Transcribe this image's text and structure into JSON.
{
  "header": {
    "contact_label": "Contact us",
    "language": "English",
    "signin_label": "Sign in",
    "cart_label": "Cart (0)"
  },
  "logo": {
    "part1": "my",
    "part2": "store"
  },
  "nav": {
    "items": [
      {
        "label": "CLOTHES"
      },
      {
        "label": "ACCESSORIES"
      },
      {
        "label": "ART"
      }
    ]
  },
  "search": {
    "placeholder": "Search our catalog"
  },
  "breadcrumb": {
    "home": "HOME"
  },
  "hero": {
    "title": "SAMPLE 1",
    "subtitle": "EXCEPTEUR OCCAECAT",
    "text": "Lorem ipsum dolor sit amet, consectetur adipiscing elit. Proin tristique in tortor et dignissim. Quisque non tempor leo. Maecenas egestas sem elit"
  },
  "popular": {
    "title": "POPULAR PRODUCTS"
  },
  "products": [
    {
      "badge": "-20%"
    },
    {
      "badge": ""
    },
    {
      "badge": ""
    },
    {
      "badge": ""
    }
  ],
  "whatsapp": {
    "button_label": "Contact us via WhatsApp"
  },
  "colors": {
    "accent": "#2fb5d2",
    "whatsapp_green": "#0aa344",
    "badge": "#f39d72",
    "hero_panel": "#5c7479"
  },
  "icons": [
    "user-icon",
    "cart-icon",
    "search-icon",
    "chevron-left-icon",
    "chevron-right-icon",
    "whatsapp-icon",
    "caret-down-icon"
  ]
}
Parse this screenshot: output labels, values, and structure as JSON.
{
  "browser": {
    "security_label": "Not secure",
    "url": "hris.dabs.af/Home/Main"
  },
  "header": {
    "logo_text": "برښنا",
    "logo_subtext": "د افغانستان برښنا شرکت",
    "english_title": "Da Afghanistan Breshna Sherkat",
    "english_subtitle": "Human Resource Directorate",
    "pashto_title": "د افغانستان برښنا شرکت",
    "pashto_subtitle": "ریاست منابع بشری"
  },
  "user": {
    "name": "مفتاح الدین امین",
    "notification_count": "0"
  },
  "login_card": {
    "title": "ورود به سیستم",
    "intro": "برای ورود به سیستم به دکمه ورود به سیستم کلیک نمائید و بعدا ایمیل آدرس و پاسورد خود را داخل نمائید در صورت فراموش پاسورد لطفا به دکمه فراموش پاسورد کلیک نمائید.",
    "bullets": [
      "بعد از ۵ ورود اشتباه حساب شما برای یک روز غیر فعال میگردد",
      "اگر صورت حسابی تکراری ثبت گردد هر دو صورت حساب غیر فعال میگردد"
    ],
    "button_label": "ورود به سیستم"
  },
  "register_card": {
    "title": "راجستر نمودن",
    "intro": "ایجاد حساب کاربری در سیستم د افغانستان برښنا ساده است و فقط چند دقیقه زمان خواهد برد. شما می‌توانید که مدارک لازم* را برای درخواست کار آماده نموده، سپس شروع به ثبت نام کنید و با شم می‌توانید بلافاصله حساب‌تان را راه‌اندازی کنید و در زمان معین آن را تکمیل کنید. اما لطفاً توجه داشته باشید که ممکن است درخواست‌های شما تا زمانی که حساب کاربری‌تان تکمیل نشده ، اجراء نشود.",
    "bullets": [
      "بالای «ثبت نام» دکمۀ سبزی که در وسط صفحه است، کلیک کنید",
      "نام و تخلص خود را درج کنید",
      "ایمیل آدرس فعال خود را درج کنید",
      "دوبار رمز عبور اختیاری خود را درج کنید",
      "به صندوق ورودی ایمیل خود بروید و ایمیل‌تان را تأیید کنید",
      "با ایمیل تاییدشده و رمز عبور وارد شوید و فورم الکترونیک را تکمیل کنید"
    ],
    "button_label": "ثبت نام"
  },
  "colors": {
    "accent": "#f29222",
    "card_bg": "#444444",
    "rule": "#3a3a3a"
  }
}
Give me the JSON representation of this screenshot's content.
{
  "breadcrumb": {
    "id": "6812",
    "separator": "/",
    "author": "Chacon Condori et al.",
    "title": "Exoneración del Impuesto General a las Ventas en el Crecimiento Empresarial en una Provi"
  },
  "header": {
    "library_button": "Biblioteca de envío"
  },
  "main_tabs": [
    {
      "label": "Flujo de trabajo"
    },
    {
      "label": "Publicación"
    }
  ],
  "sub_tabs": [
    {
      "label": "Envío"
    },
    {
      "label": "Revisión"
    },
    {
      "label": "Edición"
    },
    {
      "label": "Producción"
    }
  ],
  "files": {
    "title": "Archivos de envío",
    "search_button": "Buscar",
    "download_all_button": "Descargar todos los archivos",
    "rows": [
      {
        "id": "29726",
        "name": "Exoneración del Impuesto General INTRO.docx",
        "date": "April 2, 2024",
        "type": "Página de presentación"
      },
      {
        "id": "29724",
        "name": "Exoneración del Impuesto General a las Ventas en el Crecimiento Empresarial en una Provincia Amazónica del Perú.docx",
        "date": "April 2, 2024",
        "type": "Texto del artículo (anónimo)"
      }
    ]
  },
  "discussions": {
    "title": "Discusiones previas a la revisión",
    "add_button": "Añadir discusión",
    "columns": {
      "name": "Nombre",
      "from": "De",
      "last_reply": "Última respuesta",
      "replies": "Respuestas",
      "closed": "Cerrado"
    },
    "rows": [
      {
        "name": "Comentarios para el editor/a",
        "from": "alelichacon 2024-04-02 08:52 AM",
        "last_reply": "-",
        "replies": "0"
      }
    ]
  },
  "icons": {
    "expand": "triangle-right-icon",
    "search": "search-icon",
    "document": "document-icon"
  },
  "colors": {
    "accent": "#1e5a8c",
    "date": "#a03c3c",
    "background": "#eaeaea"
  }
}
************
> _Set task_: List each line of the records that holds the string "شرکت".

> _The output_:
    "logo_subtext": "د افغانستان برښنا شرکت",
    "pashto_title": "د افغانستان برښنا شرکت",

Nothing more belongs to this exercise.